Stated exercise = Identify each line below that contains the word "loan", and copy it out.

══ Input

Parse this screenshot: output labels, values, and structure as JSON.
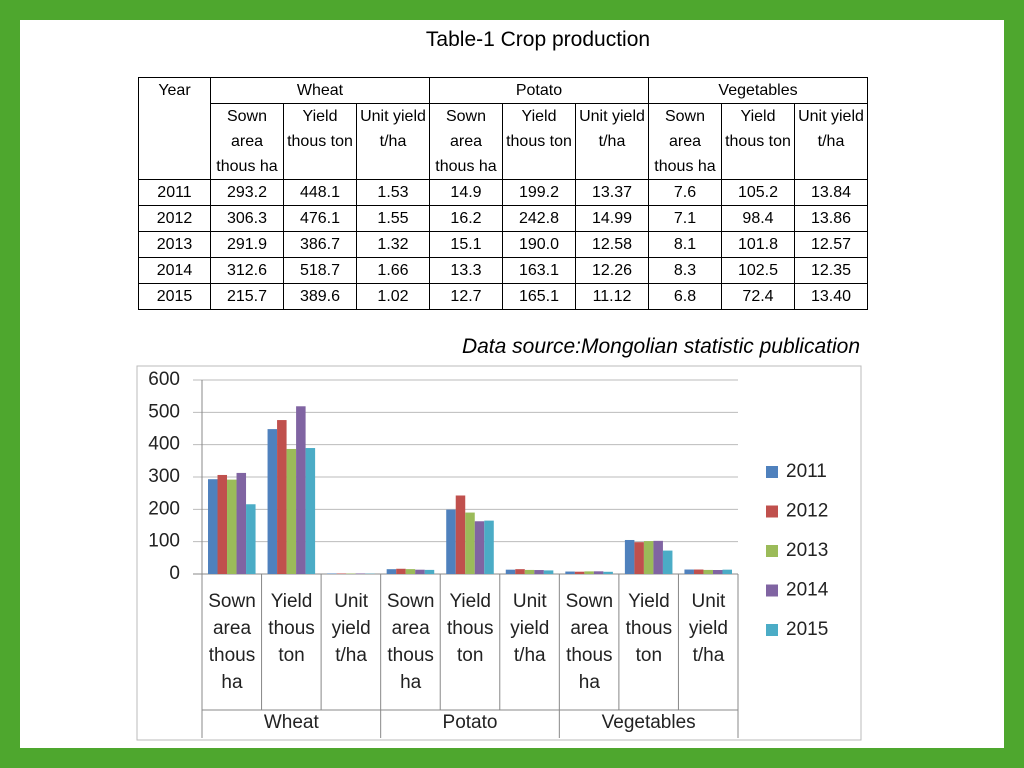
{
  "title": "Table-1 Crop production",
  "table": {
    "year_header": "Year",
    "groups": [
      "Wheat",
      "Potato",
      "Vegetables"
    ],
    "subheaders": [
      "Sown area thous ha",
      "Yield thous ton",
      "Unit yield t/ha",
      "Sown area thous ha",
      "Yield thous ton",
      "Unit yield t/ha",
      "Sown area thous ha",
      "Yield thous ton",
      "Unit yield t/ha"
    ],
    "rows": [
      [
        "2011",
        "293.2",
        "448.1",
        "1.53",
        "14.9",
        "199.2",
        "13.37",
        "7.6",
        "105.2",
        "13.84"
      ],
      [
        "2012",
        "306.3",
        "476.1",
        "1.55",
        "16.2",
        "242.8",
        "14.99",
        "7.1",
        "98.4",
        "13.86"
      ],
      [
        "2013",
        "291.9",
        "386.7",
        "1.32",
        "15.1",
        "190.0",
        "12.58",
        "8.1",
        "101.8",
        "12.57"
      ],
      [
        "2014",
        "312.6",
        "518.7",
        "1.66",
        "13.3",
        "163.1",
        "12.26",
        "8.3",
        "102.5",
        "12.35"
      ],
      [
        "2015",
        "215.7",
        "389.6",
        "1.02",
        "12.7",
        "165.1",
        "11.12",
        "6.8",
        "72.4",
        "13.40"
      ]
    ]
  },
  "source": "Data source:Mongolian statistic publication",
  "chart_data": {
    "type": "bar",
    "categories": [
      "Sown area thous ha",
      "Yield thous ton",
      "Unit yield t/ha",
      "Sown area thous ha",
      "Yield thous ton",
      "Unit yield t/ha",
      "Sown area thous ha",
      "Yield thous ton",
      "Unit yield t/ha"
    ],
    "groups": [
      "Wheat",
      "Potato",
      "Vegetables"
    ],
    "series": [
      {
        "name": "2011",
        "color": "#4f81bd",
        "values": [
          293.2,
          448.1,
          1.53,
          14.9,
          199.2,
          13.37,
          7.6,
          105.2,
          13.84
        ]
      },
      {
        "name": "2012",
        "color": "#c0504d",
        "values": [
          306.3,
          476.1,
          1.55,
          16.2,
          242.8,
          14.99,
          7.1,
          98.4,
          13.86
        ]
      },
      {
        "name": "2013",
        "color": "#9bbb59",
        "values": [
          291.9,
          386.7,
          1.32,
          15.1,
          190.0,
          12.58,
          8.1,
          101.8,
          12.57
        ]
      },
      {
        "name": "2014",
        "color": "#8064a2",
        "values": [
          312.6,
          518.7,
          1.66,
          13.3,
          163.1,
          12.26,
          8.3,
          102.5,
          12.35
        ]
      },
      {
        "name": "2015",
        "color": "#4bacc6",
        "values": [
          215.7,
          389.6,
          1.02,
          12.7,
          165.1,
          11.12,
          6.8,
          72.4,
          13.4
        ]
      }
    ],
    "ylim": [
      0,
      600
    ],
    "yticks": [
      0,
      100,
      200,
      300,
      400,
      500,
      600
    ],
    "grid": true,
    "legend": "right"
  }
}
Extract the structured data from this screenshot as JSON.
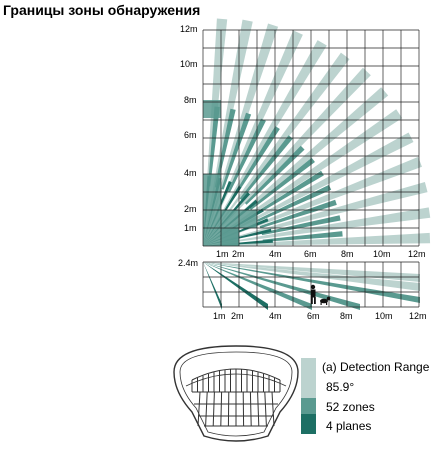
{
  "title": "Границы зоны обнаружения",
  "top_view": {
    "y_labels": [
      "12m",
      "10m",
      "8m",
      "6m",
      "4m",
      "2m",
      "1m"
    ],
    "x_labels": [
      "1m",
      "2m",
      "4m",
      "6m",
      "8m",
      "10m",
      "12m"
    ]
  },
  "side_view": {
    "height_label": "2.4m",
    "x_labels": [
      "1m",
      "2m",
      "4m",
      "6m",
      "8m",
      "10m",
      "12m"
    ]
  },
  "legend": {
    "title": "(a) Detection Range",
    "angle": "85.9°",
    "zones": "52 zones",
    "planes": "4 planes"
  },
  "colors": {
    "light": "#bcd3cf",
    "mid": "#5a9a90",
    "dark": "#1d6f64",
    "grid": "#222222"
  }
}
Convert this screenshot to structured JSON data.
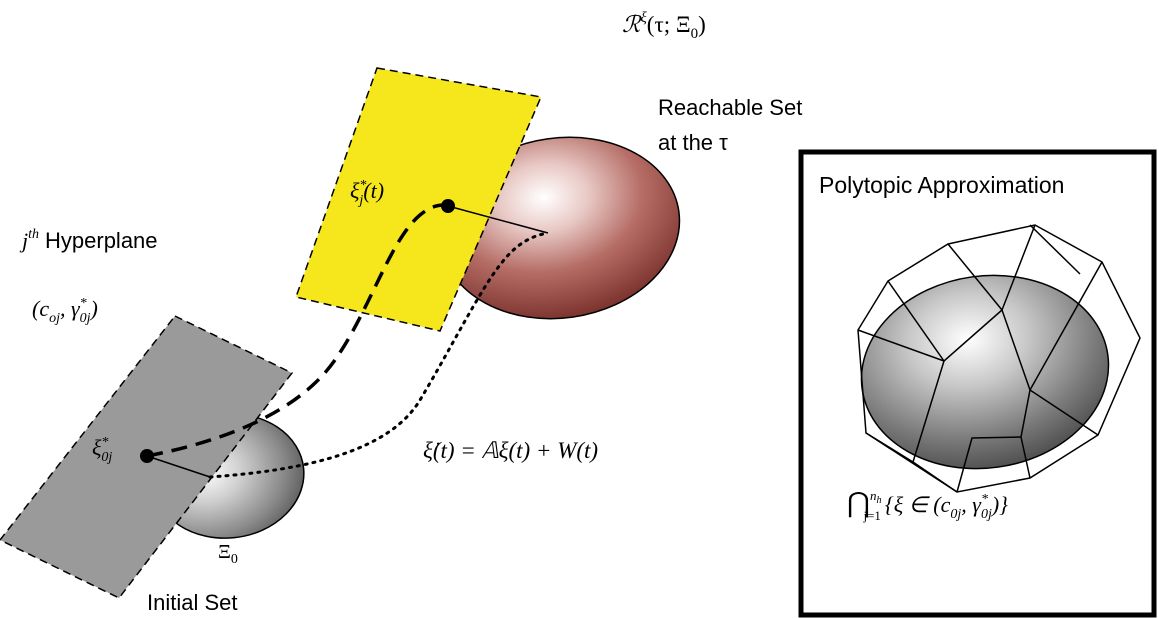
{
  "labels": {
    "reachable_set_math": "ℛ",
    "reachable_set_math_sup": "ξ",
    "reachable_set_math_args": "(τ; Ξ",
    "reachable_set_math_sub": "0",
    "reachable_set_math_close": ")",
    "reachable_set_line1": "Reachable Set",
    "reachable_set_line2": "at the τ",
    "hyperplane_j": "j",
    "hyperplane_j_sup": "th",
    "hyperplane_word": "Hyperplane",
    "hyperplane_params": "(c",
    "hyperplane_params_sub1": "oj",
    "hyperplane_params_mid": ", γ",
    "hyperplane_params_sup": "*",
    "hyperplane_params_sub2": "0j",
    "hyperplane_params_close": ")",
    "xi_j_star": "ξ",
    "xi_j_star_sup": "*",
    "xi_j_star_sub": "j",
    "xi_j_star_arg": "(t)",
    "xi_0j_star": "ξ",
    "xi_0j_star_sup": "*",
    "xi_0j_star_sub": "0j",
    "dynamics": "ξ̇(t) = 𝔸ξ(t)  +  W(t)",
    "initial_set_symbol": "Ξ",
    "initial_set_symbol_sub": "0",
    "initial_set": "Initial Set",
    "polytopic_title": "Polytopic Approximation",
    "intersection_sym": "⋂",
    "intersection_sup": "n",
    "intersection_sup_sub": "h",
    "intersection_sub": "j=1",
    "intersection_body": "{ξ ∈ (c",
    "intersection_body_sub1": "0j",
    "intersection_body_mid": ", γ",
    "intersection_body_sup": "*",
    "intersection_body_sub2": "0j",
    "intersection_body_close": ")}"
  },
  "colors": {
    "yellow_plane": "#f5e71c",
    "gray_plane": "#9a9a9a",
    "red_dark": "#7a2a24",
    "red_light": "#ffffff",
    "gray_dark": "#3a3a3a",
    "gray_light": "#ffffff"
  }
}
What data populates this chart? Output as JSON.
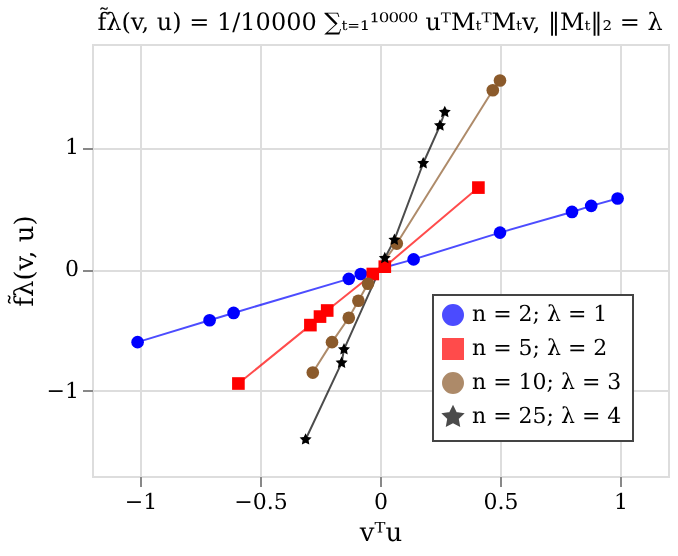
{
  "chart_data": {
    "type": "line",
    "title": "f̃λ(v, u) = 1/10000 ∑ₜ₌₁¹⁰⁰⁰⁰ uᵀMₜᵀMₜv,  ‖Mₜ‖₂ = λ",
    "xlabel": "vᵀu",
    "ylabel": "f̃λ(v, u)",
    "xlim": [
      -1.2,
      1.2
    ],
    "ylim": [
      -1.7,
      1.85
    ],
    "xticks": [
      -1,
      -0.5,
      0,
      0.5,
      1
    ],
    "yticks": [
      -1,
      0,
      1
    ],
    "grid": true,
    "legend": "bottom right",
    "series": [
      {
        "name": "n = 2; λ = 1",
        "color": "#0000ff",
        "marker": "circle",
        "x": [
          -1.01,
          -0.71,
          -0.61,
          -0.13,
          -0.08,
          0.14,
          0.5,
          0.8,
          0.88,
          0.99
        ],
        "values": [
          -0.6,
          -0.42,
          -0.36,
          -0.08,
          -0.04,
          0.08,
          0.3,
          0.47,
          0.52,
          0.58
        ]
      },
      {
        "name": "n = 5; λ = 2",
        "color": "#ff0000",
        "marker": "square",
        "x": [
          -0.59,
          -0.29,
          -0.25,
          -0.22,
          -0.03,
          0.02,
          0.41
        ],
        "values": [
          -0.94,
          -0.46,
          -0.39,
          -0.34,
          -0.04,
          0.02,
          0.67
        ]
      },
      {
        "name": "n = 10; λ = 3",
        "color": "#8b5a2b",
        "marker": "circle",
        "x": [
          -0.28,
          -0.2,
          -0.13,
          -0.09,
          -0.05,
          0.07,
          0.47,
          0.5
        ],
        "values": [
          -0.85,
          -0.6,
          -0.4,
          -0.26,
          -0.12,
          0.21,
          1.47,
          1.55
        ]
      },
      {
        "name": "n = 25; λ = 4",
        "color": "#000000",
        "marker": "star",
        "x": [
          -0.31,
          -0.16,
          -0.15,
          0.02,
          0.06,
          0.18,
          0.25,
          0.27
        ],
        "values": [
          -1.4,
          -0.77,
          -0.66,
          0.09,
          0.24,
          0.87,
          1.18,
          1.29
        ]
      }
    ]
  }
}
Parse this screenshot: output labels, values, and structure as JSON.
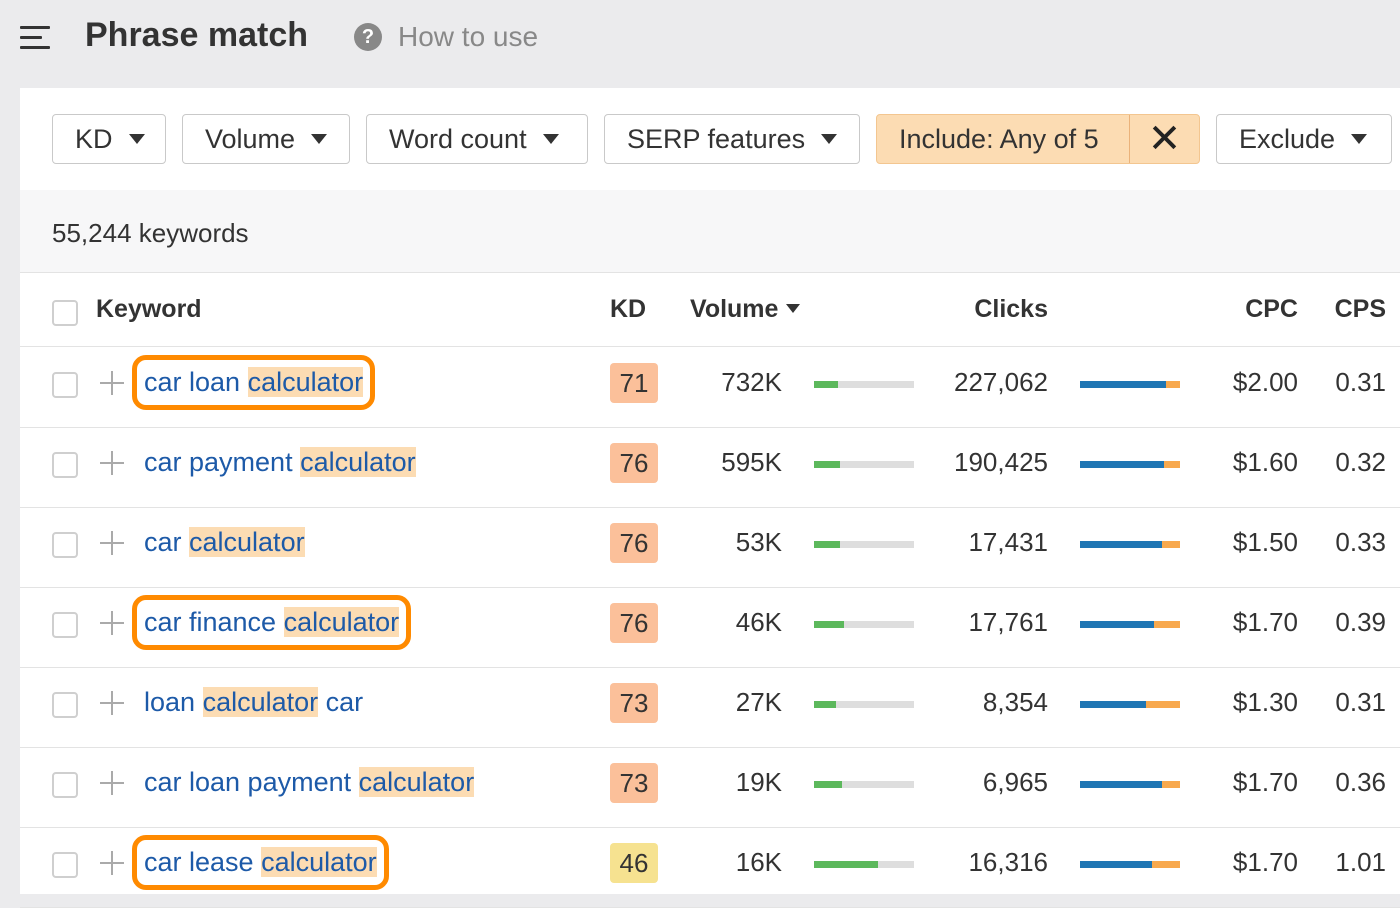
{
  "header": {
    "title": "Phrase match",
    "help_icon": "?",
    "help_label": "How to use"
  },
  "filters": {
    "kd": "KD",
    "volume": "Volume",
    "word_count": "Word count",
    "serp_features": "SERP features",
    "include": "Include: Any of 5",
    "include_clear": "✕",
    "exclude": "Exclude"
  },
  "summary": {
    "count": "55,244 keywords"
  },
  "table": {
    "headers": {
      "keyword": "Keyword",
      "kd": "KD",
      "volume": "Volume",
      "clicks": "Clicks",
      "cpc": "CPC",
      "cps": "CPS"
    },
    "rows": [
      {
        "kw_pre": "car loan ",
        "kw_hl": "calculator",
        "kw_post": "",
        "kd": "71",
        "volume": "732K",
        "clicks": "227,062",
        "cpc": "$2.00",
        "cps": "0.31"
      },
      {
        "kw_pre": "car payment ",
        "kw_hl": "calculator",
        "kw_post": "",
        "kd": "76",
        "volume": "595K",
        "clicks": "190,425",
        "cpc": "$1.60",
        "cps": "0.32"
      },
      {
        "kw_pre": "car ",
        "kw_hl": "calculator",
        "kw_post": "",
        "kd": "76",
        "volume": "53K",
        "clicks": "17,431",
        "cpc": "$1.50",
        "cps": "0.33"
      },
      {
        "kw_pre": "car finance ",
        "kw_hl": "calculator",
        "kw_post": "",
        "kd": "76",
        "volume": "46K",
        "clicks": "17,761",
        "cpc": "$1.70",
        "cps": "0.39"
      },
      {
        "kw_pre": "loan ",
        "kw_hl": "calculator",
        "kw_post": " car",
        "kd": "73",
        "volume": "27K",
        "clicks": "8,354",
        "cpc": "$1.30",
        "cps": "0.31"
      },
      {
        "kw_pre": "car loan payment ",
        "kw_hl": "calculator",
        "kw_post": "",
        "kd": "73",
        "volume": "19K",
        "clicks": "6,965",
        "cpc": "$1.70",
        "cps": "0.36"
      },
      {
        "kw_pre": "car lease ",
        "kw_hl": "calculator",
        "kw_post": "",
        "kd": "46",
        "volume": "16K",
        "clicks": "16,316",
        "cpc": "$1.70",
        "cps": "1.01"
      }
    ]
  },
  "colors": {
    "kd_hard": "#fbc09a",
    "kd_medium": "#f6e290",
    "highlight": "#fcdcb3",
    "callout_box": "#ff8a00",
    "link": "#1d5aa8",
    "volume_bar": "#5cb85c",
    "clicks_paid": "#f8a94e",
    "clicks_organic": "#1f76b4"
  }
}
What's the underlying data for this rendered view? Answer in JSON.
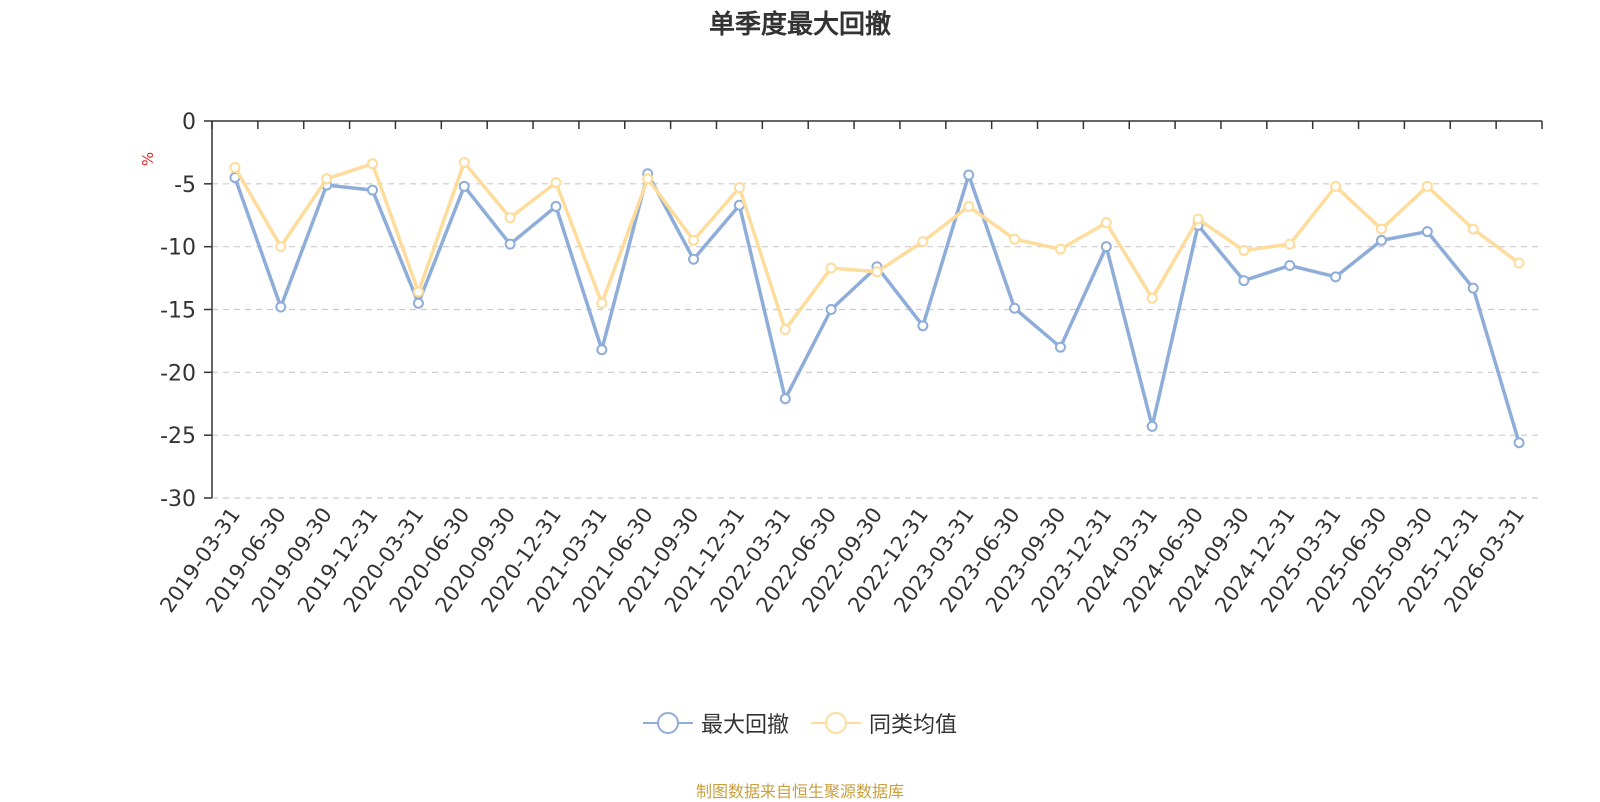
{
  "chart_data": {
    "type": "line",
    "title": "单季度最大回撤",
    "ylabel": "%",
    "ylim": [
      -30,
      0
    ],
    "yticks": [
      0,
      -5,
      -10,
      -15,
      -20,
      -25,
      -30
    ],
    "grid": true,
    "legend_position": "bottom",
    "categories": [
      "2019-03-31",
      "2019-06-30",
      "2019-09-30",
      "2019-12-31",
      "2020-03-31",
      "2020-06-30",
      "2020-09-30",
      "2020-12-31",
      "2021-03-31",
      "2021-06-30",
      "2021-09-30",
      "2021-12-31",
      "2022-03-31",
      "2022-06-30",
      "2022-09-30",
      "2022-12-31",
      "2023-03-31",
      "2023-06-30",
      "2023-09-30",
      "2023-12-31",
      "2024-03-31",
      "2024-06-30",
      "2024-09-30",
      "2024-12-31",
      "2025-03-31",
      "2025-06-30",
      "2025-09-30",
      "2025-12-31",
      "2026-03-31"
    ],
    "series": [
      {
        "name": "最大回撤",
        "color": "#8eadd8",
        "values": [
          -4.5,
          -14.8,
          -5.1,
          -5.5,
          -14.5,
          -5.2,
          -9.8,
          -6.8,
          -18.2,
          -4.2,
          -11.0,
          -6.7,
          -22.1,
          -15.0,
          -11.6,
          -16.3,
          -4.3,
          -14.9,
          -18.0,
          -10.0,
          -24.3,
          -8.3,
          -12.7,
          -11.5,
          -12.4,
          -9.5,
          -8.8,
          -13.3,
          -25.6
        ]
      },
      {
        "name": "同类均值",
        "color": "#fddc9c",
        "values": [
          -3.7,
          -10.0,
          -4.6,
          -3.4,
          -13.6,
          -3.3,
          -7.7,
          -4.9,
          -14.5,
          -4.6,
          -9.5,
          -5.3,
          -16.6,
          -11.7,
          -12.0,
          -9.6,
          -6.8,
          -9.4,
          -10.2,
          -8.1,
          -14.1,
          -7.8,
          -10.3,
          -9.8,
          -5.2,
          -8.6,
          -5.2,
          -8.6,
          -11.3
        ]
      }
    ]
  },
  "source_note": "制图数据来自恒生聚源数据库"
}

════

Completed task =
        "kw_pre": "car loan ",
        "kw_pre": "loan ",
        "kw_pre": "car loan payment ",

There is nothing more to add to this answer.